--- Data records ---

--------------------

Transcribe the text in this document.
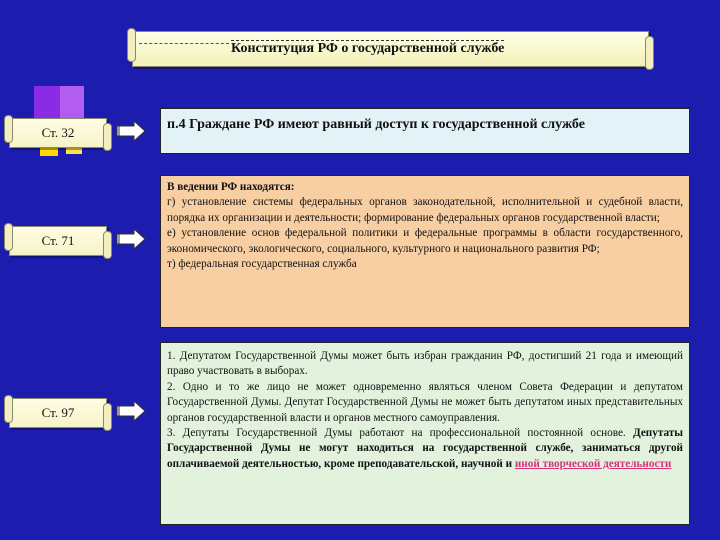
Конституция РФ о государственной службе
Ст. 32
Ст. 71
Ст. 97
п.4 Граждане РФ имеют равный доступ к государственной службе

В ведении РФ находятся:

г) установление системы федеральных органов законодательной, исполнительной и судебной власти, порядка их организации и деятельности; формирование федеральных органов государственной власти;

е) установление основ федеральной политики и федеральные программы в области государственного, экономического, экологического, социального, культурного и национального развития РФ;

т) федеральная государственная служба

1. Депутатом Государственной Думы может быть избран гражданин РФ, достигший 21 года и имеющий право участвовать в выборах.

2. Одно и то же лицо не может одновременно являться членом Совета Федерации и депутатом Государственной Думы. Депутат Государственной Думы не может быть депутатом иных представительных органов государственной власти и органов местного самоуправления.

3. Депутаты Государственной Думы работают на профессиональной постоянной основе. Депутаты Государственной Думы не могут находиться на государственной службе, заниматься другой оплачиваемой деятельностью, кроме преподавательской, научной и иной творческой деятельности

--------------------

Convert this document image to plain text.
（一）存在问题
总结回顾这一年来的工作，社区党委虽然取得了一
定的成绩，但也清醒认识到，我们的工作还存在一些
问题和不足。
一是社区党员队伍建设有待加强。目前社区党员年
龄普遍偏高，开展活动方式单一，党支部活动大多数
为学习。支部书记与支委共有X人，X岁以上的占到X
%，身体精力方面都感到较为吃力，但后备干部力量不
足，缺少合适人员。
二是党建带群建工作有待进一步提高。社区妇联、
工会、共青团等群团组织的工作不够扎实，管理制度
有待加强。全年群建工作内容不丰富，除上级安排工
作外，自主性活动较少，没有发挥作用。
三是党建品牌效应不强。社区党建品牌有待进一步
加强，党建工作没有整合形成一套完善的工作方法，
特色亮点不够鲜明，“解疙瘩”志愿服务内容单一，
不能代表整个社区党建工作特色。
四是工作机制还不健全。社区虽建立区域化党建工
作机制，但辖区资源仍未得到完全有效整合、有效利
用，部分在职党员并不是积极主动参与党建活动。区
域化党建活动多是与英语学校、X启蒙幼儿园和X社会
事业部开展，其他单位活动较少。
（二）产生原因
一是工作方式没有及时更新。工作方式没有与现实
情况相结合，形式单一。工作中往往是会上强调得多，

--------------------

--- WHAT THIS TASK INVOLVES ---
Pick each line holding the word "document" out of the listing.

--- IN RESPONSE ---
Transcribe the text in this document.
Convert this document image to plain text.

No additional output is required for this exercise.